• _WHAT NEEDS TO BE DONE_
Transcribe everything in the data word for word. Pictures are left out.

(Some records)
########
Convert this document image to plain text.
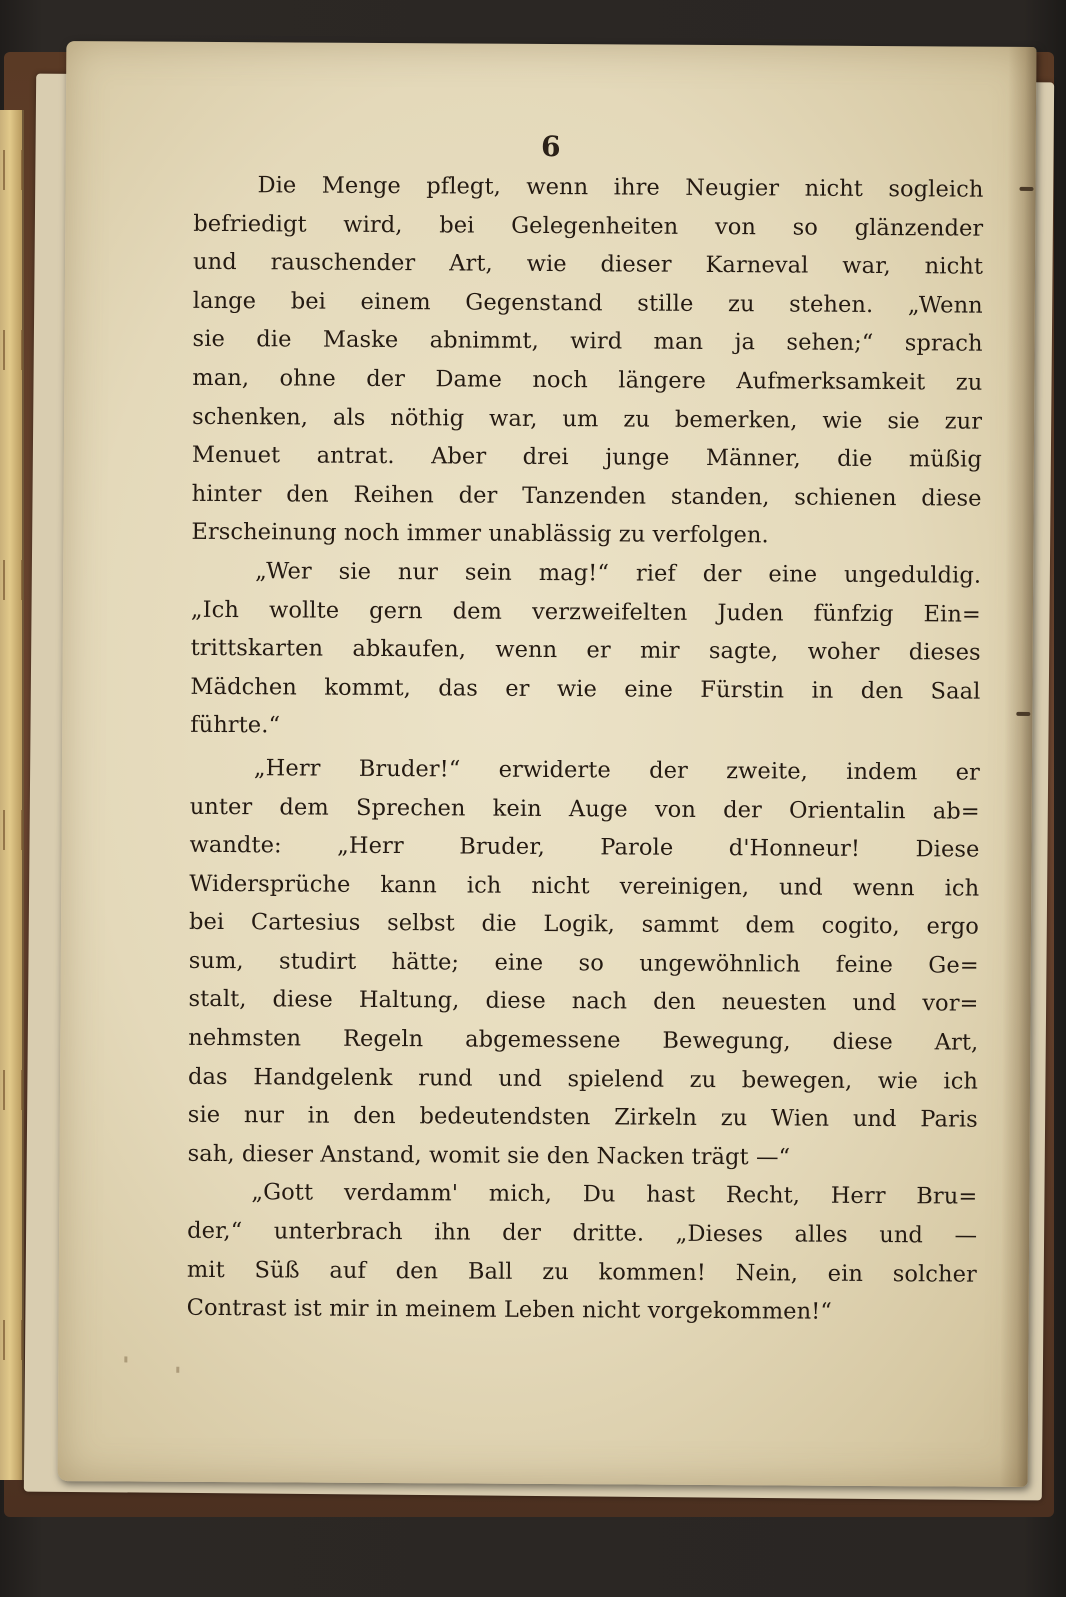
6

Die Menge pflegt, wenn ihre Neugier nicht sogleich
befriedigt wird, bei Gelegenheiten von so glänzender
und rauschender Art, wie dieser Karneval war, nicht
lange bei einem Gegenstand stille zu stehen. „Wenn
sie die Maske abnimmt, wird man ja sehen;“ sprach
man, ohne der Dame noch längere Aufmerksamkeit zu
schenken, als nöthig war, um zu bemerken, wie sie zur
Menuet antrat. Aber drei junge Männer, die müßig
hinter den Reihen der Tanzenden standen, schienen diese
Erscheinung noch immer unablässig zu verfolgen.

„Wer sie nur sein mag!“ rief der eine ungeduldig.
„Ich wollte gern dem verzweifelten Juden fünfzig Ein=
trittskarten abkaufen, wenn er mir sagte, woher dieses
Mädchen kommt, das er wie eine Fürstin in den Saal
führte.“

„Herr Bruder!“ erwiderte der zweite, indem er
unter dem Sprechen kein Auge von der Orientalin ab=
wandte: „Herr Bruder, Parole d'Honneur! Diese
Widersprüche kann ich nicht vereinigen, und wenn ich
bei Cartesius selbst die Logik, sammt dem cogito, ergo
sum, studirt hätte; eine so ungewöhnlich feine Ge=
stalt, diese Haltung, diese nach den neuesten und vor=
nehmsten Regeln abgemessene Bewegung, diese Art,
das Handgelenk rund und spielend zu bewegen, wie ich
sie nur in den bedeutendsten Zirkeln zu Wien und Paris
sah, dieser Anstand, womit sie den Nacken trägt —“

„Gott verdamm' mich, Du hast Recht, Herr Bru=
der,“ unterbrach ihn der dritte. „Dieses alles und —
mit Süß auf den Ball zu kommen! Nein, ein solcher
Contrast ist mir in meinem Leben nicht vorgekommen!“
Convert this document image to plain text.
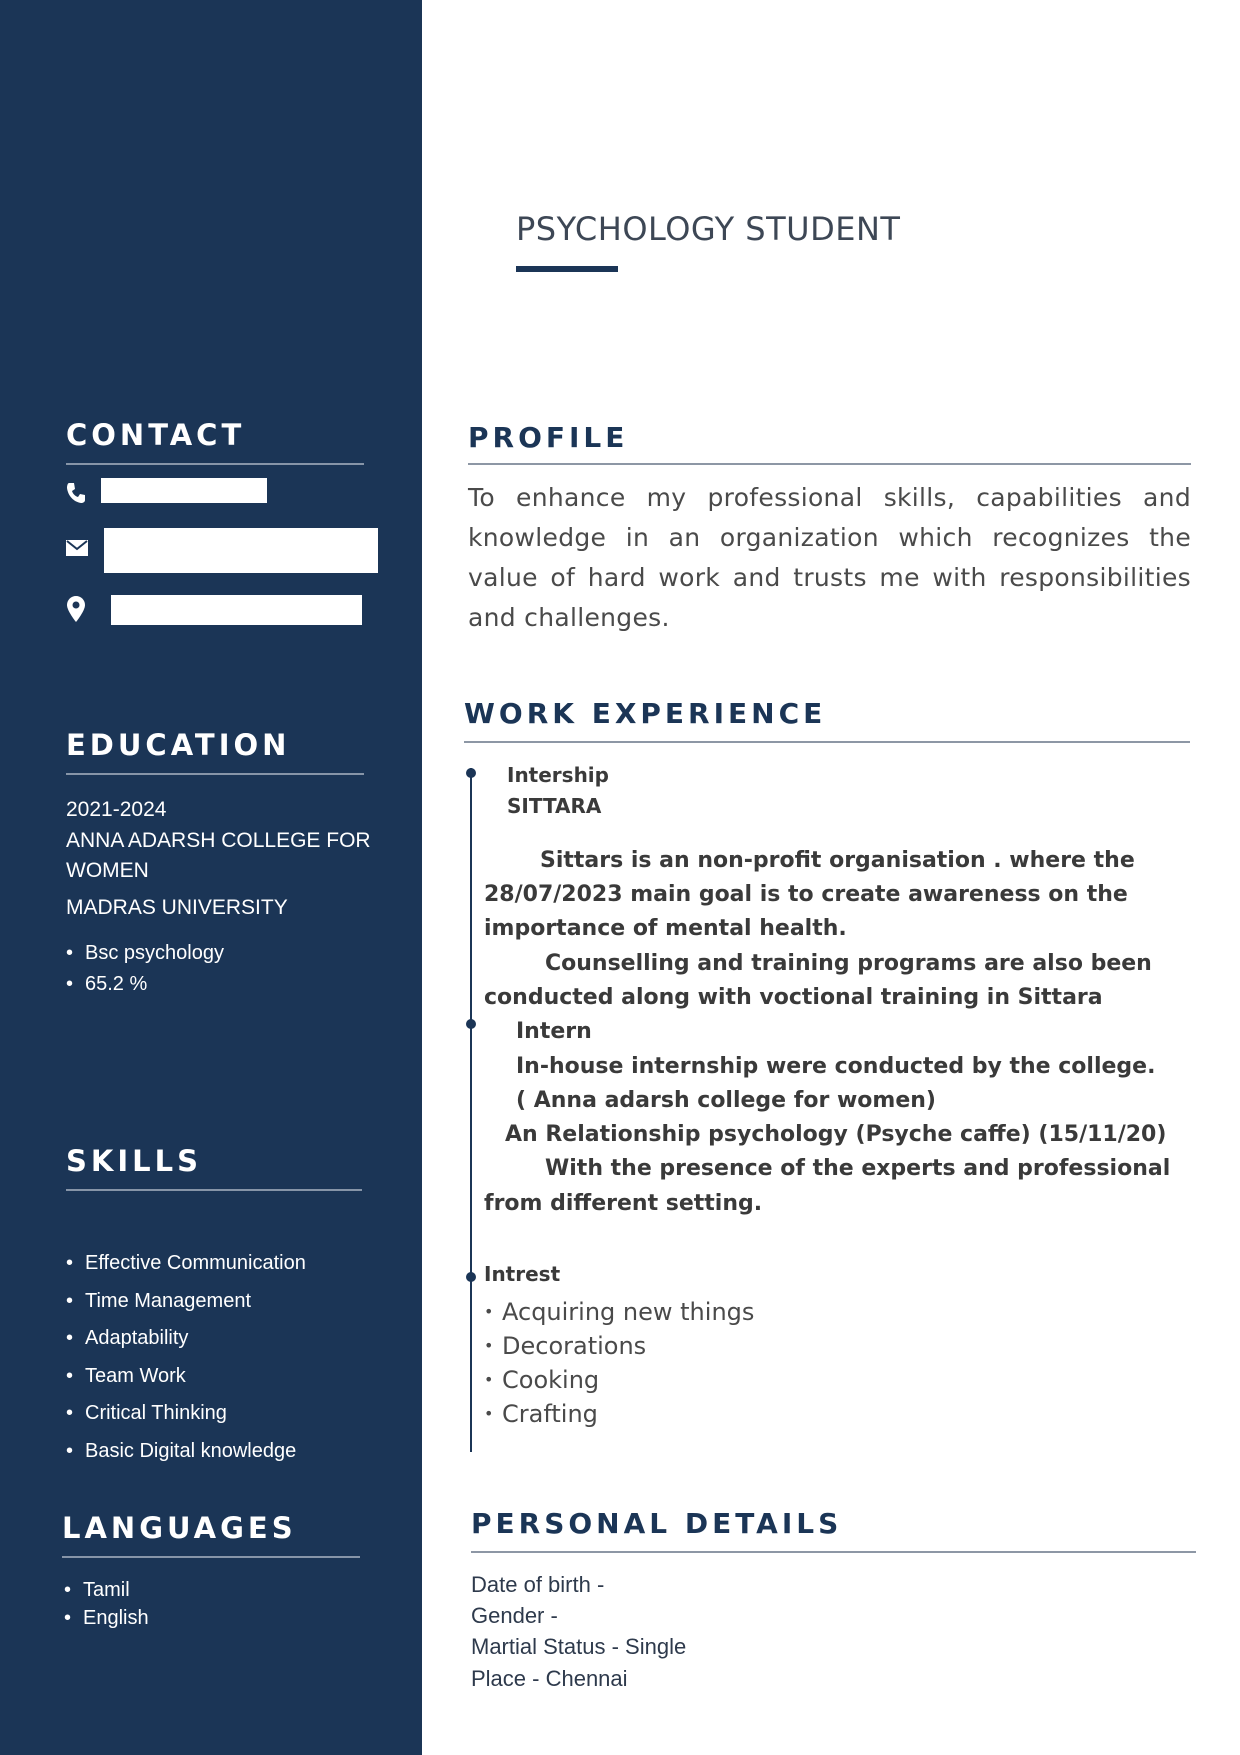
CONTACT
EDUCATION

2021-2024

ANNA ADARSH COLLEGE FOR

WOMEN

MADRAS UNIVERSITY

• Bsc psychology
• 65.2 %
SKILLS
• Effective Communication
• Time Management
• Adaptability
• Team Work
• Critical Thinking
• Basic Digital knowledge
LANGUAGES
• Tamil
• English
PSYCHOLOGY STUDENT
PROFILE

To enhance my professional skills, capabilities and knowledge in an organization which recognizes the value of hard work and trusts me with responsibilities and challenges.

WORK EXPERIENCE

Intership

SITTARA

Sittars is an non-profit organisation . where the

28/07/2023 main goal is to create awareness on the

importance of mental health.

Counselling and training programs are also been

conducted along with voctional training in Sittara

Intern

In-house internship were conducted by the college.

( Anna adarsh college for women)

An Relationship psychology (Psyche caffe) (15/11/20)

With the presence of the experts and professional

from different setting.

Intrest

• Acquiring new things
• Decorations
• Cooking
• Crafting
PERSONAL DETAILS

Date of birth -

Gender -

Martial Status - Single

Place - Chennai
########
• _RESULT_
Convert this document image to plain text.
6

Die Menge pflegt, wenn ihre Neugier nicht sogleich
befriedigt wird, bei Gelegenheiten von so glänzender
und rauschender Art, wie dieser Karneval war, nicht
lange bei einem Gegenstand stille zu stehen. „Wenn
sie die Maske abnimmt, wird man ja sehen;“ sprach
man, ohne der Dame noch längere Aufmerksamkeit zu
schenken, als nöthig war, um zu bemerken, wie sie zur
Menuet antrat. Aber drei junge Männer, die müßig
hinter den Reihen der Tanzenden standen, schienen diese
Erscheinung noch immer unablässig zu verfolgen.

„Wer sie nur sein mag!“ rief der eine ungeduldig.
„Ich wollte gern dem verzweifelten Juden fünfzig Ein=
trittskarten abkaufen, wenn er mir sagte, woher dieses
Mädchen kommt, das er wie eine Fürstin in den Saal
führte.“

„Herr Bruder!“ erwiderte der zweite, indem er
unter dem Sprechen kein Auge von der Orientalin ab=
wandte: „Herr Bruder, Parole d'Honneur! Diese
Widersprüche kann ich nicht vereinigen, und wenn ich
bei Cartesius selbst die Logik, sammt dem cogito, ergo
sum, studirt hätte; eine so ungewöhnlich feine Ge=
stalt, diese Haltung, diese nach den neuesten und vor=
nehmsten Regeln abgemessene Bewegung, diese Art,
das Handgelenk rund und spielend zu bewegen, wie ich
sie nur in den bedeutendsten Zirkeln zu Wien und Paris
sah, dieser Anstand, womit sie den Nacken trägt —“

„Gott verdamm' mich, Du hast Recht, Herr Bru=
der,“ unterbrach ihn der dritte. „Dieses alles und —
mit Süß auf den Ball zu kommen! Nein, ein solcher
Contrast ist mir in meinem Leben nicht vorgekommen!“
Convert this document image to plain text.
CONTACT
EDUCATION

2021-2024

ANNA ADARSH COLLEGE FOR

WOMEN

MADRAS UNIVERSITY

• Bsc psychology
• 65.2 %
SKILLS
• Effective Communication
• Time Management
• Adaptability
• Team Work
• Critical Thinking
• Basic Digital knowledge
LANGUAGES
• Tamil
• English
PSYCHOLOGY STUDENT
PROFILE

To enhance my professional skills, capabilities and knowledge in an organization which recognizes the value of hard work and trusts me with responsibilities and challenges.

WORK EXPERIENCE

Intership

SITTARA

Sittars is an non-profit organisation . where the

28/07/2023 main goal is to create awareness on the

importance of mental health.

Counselling and training programs are also been

conducted along with voctional training in Sittara

Intern

In-house internship were conducted by the college.

( Anna adarsh college for women)

An Relationship psychology (Psyche caffe) (15/11/20)

With the presence of the experts and professional

from different setting.

Intrest

• Acquiring new things
• Decorations
• Cooking
• Crafting
PERSONAL DETAILS

Date of birth -

Gender -

Martial Status - Single

Place - Chennai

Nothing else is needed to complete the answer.